Gather all lines with "Verstoringen" from the records.

[Dataset excerpt]
◆ ◆ ◆

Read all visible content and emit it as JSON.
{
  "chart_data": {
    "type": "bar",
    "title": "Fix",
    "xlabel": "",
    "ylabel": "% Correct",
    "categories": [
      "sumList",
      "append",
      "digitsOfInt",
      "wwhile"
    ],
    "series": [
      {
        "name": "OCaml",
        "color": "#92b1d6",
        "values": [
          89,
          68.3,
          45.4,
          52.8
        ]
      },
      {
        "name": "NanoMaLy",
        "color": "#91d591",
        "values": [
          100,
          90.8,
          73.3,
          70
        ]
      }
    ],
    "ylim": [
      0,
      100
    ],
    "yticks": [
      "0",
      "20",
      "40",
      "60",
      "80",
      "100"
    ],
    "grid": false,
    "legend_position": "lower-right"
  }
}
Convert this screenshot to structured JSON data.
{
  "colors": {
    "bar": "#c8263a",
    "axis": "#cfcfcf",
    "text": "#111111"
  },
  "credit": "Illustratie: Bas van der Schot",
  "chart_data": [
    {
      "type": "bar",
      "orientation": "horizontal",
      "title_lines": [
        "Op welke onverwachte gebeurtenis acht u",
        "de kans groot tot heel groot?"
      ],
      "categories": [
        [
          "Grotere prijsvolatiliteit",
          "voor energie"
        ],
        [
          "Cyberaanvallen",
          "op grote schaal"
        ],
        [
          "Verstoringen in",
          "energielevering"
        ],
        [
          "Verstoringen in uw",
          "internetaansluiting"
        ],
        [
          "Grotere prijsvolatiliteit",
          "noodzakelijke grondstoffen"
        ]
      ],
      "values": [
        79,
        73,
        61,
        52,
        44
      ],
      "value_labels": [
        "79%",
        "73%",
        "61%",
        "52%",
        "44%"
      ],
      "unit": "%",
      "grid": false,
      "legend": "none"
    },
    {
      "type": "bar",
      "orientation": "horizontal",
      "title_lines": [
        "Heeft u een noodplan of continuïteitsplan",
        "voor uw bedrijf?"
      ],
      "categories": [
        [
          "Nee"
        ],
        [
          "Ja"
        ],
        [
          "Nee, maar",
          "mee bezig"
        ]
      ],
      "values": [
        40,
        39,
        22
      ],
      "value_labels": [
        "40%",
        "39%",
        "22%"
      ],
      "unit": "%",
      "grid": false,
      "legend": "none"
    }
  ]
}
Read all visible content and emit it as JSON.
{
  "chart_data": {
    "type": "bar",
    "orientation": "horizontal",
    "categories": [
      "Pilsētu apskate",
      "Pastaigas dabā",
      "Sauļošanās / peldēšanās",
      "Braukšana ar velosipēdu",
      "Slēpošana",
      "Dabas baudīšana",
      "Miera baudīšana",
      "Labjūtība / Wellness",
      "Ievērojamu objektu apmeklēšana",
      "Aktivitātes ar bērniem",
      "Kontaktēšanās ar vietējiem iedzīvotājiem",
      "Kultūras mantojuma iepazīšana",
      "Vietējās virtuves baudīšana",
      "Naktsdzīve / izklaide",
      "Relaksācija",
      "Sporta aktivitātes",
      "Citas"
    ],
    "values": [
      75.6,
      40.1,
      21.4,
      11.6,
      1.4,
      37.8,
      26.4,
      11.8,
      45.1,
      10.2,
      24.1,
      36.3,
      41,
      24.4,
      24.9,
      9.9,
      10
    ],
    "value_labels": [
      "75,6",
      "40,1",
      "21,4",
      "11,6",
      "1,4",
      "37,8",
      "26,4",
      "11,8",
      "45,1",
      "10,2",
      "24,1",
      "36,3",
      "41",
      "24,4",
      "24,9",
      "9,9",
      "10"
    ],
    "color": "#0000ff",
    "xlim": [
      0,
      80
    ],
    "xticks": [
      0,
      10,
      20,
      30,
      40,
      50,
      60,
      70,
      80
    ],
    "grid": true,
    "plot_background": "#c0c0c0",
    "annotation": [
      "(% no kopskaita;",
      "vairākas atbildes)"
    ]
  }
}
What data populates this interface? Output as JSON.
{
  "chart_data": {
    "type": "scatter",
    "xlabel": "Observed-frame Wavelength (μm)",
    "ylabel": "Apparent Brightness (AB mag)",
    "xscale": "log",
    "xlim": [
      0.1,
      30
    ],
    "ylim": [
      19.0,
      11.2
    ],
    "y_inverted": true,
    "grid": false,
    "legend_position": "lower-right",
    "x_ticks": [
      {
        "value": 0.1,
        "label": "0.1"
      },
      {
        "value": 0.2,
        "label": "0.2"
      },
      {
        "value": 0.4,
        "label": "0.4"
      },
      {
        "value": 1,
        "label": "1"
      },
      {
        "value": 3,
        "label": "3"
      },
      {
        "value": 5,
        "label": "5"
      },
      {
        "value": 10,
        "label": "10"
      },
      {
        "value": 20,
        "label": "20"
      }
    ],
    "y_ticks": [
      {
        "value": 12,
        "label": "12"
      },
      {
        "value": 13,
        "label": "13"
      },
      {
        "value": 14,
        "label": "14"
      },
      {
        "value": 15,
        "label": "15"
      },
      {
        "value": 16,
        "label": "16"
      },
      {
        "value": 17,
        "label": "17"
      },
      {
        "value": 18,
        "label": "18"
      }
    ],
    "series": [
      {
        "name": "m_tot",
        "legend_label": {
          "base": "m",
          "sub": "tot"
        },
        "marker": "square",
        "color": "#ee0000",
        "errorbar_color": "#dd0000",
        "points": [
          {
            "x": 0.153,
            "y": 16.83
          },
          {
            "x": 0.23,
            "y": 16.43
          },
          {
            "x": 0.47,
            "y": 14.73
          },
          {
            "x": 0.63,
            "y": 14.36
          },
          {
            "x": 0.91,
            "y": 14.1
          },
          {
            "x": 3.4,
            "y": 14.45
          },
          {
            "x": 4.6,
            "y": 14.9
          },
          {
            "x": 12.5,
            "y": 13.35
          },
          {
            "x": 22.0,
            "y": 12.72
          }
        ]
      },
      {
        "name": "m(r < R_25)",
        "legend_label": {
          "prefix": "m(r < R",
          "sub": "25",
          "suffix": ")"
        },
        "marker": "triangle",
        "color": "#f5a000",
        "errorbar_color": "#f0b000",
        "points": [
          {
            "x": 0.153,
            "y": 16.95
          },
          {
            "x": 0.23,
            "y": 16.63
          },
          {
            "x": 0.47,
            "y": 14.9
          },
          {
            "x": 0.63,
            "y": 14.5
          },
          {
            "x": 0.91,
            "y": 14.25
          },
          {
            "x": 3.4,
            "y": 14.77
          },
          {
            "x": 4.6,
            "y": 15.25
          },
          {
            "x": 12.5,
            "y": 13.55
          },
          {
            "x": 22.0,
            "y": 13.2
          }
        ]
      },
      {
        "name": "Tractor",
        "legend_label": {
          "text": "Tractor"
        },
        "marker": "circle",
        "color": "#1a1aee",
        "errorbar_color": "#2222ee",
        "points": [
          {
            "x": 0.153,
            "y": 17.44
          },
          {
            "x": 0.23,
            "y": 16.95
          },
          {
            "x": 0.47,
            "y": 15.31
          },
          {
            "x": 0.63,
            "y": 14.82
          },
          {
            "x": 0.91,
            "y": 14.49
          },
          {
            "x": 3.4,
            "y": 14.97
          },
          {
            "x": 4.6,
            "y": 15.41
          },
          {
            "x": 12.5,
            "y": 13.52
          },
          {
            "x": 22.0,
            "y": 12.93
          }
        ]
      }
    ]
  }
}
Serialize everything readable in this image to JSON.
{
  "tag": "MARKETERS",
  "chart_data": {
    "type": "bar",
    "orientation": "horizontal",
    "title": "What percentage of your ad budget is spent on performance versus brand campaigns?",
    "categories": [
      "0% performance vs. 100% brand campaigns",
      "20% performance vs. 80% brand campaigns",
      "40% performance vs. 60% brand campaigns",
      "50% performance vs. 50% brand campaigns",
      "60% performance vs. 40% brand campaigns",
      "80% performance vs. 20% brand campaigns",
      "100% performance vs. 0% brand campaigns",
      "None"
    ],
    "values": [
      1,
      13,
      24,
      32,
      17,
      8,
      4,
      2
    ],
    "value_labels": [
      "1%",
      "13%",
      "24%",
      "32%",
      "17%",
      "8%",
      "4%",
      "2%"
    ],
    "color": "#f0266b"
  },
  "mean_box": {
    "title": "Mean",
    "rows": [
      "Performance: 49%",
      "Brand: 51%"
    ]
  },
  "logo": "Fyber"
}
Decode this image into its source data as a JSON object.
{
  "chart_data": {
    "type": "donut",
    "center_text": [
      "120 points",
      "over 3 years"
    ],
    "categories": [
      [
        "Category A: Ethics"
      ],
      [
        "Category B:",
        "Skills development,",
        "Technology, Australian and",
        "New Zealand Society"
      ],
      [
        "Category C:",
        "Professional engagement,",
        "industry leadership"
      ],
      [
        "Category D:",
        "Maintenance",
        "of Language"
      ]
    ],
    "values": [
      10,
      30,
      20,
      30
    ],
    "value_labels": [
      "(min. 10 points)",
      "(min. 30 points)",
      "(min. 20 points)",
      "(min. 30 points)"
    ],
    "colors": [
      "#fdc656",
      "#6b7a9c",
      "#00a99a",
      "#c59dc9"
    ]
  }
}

◆ ◆ ◆

◆ **TASK ANSWER**
          "Verstoringen in",
          "Verstoringen in uw",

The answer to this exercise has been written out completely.